> [課題 1]: 熱機関とAIについての本文から、「熱機関は、どうしてここまで社会に浸透したのだろうか?」から「AI の場合はどうでしょう?熱機関の普及と同じ流れで考えてみましょう。」までを、両端を含めてそのまま抜き出しなさい。
> [課題 2]: 熱機関とAIについての本文によると、原子炉や火力発電などのシステムは何にあたるか。答えなさい。

> [本文]:
= = =
見出し画像

自分に合った生き方をつくる

さて、今日は『自分に合った生き方をつくる』というテーマでお話ししたいと思います。

━━━━━━━━━━━━━━━━━━

▼ AIを等身大で捉える

━━━━━━━━━━━━━━━━━━

産業革命(第二次技術革新)の主役、熱機関(蒸気機関・内燃機関など燃料を燃焼させてエネルギーを生み出す機関) は、人間のエネルギー代謝におけるミトコンドリアのような存在で、人工的にエネルギ ーを生み出す装置です。

原子炉や火力発電などのシステムも熱機関なので、電力も熱機関ありきで成立しています。
つまり産業革命以降我々を取り巻く様々な機器のあらゆる動力は、多くの人は関知もしない無数の熱機関が動くことで成り立っています。
熱機関は、どうしてここまで社会に浸透したのだろうか?

前提として、熱機関はそれ単体ではほとんどの人にとって役に立ちません。というのも多くの人にとって、熱機関という装置は、 どう使って良いものかわからない大きな金属塊でしかありません。
→一般人にとって熱機関は 、どんな機械に組み込むか、どんな用途に使うかによって 、著しく有用性が変わります。単体なら粗大ゴミですが自動車、掃除機 、耕運機 、スマホ、PC、冷蔵庫・とかだと欲しいですね!つまり、熱機関が世の中に広く普及したというのは、「熱機関を搭載した数多の便利な機械や仕組が世の中に浸透した」ということです。

AI の場合はどうでしょう?熱機関の普及と同じ流れで考えてみましょう。

AI 技術そのものは、言ってみれば剝き出しの熱機関装置と同じだと捉えることができます。 一般人からすれば、AI 単体では用途の分からない金属塊同然。AI、つまり疑似脳が普及するというのは、この擬似脳を搭載した便利で様々な仕組み、あるいは仕組みを搭載した機械が浸透するということです。
= = =
> [提示項目]:
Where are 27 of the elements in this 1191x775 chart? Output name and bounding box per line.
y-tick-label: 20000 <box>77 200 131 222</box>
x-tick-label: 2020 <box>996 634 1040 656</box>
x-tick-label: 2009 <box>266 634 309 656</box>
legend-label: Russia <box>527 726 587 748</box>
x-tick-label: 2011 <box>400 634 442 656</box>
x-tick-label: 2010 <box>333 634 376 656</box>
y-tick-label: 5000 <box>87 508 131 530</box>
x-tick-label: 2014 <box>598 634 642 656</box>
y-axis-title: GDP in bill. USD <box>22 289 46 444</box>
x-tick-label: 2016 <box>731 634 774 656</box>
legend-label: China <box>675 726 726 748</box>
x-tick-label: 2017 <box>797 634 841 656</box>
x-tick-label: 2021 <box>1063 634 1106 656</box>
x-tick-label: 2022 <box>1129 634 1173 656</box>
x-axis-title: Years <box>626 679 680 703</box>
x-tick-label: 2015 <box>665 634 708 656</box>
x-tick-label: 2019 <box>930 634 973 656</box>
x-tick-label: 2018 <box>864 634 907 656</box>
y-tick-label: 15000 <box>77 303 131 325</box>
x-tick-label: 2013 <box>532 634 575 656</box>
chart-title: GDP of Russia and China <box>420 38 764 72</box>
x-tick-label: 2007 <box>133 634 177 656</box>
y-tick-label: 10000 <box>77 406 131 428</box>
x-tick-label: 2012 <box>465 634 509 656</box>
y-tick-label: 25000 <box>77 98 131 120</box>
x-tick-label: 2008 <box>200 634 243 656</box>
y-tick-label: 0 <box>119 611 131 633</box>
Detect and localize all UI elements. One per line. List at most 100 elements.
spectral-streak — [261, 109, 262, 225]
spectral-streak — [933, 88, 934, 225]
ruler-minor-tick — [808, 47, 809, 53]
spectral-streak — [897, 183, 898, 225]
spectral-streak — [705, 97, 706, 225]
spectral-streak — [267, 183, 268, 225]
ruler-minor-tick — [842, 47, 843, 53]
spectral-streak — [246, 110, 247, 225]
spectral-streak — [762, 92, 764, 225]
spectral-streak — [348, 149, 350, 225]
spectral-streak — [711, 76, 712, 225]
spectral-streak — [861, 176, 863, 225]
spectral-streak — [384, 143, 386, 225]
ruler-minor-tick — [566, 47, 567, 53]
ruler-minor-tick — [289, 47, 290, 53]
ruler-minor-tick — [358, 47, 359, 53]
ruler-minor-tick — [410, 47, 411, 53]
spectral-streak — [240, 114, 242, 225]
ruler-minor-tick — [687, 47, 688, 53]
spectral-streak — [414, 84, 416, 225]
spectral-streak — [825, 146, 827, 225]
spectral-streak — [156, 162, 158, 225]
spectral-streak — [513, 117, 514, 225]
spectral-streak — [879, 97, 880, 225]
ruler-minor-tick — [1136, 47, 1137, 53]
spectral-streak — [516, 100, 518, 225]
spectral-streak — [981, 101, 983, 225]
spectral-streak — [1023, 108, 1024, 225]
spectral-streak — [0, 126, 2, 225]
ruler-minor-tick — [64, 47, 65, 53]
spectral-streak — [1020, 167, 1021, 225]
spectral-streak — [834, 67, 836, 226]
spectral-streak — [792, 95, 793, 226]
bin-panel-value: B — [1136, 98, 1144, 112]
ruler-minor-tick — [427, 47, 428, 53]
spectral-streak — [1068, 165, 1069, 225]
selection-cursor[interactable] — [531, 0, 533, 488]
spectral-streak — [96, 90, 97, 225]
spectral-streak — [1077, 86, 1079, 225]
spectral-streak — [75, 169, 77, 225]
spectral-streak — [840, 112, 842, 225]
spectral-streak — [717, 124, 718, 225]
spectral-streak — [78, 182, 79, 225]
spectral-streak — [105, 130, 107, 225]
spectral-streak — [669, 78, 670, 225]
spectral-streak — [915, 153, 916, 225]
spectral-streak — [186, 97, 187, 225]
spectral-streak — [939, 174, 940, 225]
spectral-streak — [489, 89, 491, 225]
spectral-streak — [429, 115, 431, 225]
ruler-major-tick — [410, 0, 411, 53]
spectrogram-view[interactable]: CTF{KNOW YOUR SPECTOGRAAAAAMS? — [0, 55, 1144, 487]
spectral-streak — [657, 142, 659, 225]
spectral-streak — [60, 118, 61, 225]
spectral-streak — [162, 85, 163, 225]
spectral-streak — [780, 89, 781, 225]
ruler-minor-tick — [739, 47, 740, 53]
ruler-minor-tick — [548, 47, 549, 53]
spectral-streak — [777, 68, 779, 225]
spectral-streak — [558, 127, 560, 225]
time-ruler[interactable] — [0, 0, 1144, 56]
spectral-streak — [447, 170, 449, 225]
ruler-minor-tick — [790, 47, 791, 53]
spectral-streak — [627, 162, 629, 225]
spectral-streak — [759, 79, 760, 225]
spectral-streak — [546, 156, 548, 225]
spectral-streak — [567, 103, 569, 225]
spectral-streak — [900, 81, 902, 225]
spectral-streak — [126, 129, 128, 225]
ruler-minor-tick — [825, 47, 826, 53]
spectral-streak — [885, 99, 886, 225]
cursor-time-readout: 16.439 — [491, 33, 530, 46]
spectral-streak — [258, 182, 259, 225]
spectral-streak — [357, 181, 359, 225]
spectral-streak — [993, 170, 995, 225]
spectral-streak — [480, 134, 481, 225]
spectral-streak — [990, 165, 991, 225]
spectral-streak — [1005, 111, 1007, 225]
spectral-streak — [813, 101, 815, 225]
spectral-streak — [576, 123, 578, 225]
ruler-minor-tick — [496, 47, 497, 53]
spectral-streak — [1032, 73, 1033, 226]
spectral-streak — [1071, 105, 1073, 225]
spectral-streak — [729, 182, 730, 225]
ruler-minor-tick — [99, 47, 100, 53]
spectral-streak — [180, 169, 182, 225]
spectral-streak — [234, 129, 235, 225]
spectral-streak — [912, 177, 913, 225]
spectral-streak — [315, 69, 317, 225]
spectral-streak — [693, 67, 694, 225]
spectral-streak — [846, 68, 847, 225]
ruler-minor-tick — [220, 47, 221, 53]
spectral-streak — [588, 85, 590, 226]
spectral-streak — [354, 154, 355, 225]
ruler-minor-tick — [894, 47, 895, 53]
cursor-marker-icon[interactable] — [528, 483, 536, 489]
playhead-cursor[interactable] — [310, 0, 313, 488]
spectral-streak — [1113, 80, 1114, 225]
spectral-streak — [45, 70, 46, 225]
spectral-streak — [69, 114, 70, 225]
= = =
> [解答 1]:
熱機関は、どうしてここまで社会に浸透したのだろうか?

前提として、熱機関はそれ単体ではほとんどの人にとって役に立ちません。というのも多くの人にとって、熱機関という装置は、 どう使って良いものかわからない大きな金属塊でしかありません。
→一般人にとって熱機関は 、どんな機械に組み込むか、どんな用途に使うかによって 、著しく有用性が変わります。単体なら粗大ゴミですが自動車、掃除機 、耕運機 、スマホ、PC、冷蔵庫・とかだと欲しいですね!つまり、熱機関が世の中に広く普及したというのは、「熱機関を搭載した数多の便利な機械や仕組が世の中に浸透した」ということです。

AI の場合はどうでしょう?熱機関の普及と同じ流れで考えてみましょう。

> [解答 2]: 熱機関にあたる。